• **WRITTEN REQUEST**
Extract each line containing the string "Sample".

──────────────────────────────

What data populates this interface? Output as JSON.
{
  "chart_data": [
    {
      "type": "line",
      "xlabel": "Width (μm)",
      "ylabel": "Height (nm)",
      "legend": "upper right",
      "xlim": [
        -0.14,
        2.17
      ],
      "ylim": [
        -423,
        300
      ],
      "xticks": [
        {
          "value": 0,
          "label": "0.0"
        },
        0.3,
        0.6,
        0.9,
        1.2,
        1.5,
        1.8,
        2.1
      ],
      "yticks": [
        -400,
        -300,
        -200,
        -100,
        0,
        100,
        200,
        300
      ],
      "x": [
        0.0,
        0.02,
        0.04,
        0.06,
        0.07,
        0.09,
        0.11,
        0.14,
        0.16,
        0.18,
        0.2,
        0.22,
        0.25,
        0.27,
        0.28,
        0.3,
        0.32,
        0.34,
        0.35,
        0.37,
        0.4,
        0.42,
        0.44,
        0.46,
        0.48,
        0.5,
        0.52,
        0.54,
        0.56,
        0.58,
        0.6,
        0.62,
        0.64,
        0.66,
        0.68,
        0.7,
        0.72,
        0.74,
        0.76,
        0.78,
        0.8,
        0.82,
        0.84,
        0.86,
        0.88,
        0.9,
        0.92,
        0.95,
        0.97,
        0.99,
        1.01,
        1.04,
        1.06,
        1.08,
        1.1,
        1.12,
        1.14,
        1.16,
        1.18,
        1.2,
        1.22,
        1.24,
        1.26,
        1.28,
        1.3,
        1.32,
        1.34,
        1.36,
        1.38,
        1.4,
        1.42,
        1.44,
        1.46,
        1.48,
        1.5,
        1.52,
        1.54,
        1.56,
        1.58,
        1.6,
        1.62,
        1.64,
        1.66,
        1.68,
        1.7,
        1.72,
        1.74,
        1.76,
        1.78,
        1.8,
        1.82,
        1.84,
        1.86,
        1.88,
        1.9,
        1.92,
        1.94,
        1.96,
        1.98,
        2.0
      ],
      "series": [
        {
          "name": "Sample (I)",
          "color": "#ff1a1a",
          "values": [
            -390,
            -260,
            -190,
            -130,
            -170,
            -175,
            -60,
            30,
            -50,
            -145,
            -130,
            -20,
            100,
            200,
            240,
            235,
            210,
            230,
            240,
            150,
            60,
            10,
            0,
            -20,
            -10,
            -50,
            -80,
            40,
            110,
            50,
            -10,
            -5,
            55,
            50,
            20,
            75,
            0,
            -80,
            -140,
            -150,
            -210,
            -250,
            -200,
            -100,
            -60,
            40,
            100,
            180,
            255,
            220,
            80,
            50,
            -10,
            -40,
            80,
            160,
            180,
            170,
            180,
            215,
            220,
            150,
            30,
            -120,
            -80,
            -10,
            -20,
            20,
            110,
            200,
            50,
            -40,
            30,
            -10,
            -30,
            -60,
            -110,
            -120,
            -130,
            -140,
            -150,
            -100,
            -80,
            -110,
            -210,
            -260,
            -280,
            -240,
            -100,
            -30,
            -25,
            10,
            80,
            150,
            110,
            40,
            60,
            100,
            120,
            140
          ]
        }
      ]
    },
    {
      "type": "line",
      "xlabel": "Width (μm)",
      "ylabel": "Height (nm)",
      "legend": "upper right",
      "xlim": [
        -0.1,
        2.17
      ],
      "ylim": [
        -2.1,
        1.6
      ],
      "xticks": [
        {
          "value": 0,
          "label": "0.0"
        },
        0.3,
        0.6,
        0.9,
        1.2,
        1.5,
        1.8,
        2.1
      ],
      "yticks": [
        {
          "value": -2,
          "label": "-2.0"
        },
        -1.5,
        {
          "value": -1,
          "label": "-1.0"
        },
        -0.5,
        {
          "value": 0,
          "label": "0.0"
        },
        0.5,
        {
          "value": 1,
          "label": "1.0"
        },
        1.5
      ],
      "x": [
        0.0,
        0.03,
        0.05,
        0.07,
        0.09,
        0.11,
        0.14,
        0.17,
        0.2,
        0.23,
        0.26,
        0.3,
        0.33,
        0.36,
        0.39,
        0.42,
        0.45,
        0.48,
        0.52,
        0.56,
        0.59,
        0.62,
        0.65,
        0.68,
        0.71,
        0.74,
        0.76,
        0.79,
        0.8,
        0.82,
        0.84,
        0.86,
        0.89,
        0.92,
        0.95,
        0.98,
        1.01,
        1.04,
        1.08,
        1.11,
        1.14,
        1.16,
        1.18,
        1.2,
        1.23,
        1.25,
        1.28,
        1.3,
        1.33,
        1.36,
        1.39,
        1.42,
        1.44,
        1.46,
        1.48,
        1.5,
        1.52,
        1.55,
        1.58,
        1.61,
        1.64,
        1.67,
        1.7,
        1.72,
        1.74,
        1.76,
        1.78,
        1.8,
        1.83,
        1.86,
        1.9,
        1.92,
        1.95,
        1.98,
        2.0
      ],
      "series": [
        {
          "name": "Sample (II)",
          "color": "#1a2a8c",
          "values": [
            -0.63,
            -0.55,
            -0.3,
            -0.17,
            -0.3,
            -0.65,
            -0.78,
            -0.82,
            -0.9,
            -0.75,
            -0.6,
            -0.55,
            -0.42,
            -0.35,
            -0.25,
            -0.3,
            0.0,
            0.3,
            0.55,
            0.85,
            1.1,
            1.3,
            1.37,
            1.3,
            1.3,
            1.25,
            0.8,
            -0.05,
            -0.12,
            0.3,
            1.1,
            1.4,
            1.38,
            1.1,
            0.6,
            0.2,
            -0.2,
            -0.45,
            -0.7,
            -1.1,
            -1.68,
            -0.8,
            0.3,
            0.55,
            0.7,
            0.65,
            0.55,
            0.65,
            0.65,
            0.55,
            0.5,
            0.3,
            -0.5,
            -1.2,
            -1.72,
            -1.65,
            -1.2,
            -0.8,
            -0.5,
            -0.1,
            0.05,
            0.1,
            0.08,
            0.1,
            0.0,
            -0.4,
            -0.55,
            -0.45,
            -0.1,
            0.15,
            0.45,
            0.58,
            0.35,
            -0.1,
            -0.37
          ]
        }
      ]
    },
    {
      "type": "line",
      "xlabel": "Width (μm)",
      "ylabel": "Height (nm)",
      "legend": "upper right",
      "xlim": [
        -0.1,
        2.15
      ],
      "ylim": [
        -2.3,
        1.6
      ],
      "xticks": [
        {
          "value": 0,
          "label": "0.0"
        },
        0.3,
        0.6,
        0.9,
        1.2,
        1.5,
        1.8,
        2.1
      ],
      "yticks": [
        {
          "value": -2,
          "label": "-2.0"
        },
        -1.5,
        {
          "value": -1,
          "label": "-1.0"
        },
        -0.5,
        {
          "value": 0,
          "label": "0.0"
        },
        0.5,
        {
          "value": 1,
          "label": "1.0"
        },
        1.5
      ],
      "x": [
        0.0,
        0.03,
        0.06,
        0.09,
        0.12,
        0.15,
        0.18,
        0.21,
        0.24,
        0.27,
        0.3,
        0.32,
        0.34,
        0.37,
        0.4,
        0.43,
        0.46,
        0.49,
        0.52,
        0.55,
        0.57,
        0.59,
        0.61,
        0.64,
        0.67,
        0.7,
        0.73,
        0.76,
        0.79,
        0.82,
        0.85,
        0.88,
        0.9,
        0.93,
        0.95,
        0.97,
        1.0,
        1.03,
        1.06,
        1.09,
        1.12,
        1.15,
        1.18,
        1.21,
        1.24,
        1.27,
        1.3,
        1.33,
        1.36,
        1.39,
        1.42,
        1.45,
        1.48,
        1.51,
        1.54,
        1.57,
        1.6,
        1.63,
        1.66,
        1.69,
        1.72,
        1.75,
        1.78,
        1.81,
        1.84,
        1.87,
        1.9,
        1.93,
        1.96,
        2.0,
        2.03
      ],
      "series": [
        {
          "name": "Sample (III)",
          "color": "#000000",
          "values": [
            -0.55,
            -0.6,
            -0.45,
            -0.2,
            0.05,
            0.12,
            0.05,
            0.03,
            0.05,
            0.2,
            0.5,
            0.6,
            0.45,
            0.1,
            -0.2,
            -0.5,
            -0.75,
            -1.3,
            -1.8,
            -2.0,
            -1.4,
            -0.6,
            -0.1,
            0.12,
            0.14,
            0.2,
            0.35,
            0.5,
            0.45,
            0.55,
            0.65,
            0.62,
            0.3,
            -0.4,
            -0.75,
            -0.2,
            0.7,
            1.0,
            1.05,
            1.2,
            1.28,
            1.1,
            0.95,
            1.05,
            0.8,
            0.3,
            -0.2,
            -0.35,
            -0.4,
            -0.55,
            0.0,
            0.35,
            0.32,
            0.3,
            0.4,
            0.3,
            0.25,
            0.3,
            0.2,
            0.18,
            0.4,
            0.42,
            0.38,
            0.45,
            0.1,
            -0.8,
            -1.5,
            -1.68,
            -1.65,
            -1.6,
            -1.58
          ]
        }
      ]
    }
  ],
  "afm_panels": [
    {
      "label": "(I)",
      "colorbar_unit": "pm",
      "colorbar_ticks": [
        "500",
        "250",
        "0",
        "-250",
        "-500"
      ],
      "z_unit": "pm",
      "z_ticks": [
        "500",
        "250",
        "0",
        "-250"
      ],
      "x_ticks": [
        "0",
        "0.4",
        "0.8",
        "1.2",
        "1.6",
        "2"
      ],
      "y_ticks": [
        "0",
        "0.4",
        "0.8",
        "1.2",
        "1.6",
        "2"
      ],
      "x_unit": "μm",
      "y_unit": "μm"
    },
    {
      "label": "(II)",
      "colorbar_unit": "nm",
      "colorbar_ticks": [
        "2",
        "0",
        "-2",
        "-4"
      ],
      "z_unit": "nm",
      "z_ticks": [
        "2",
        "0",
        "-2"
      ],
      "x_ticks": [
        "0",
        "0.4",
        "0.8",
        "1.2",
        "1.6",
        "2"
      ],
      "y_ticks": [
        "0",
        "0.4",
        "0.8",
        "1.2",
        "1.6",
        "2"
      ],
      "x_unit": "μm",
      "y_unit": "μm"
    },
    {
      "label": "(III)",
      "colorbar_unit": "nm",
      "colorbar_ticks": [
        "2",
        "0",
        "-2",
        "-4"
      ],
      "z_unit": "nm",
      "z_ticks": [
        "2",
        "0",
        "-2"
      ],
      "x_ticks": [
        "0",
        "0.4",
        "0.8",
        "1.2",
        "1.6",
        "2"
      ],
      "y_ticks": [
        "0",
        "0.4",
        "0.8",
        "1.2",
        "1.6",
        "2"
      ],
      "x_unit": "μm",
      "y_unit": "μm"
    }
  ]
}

──────────────────────────────

• **RESULT OF THIS EXERCISE**
          "name": "Sample (I)",
          "name": "Sample (II)",
          "name": "Sample (III)",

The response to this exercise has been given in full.